= Stated task =
Copy every entry exactly as given, minus the images.
---------- Excerpted records ----------
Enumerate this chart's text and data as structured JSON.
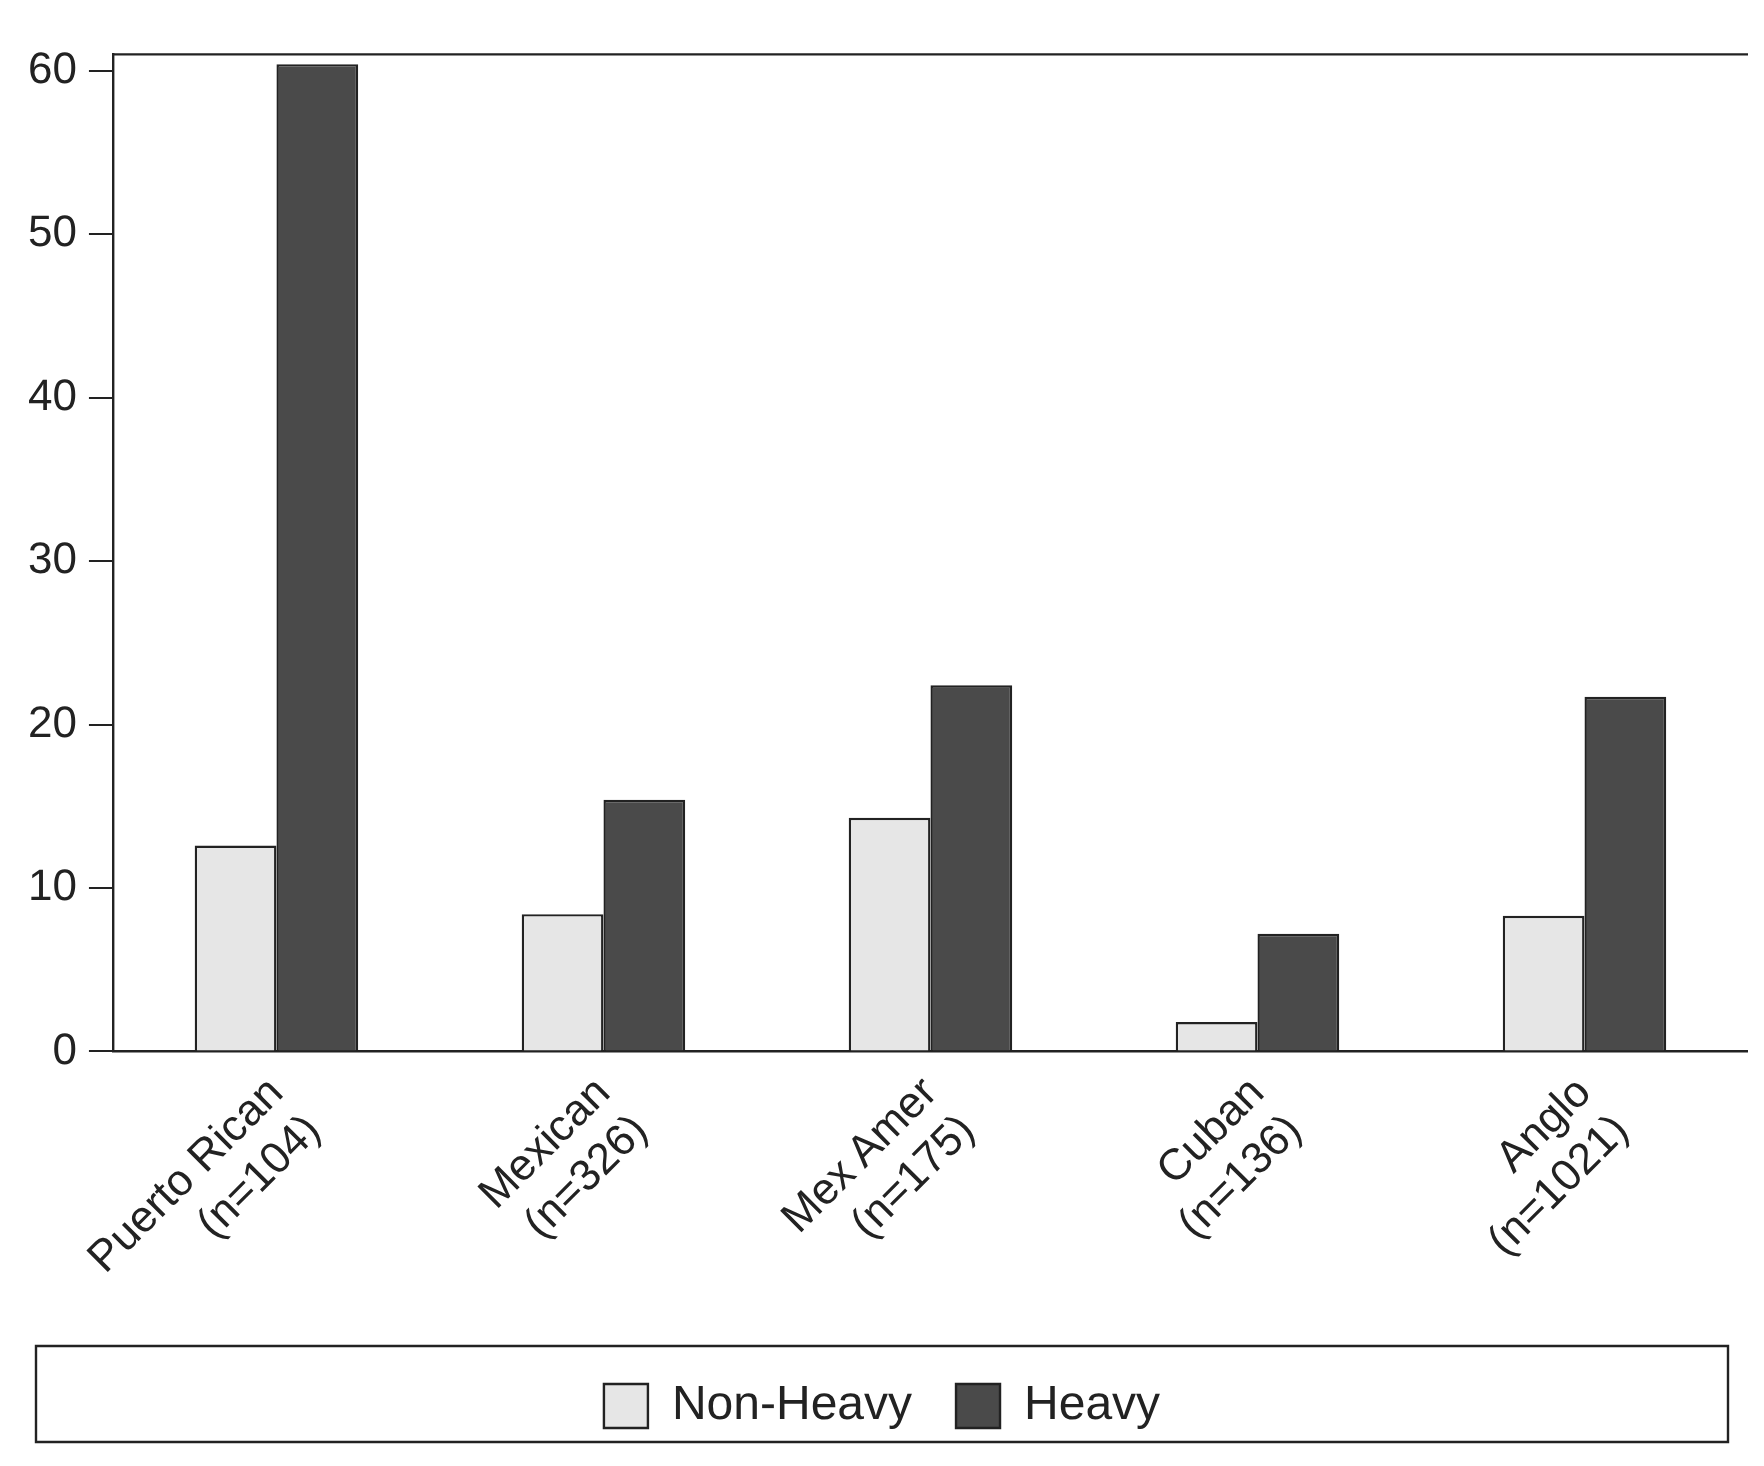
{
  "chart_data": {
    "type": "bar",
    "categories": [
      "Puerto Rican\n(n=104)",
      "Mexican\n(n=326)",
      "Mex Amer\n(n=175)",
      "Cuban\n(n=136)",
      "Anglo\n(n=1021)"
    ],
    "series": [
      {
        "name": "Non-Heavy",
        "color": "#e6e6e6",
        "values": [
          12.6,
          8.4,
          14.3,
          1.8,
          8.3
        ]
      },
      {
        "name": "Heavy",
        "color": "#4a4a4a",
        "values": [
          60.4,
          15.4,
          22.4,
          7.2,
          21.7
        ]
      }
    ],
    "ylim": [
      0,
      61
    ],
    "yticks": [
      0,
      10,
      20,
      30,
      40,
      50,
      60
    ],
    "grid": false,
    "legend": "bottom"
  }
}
----------
= Answer to this task =
Enumerate this chart's text and data as structured JSON.
{
  "chart_data": {
    "type": "bar",
    "categories": [
      "Puerto Rican\n(n=104)",
      "Mexican\n(n=326)",
      "Mex Amer\n(n=175)",
      "Cuban\n(n=136)",
      "Anglo\n(n=1021)"
    ],
    "series": [
      {
        "name": "Non-Heavy",
        "color": "#e6e6e6",
        "values": [
          12.6,
          8.4,
          14.3,
          1.8,
          8.3
        ]
      },
      {
        "name": "Heavy",
        "color": "#4a4a4a",
        "values": [
          60.4,
          15.4,
          22.4,
          7.2,
          21.7
        ]
      }
    ],
    "ylim": [
      0,
      61
    ],
    "yticks": [
      0,
      10,
      20,
      30,
      40,
      50,
      60
    ],
    "grid": false,
    "legend": "bottom"
  }
}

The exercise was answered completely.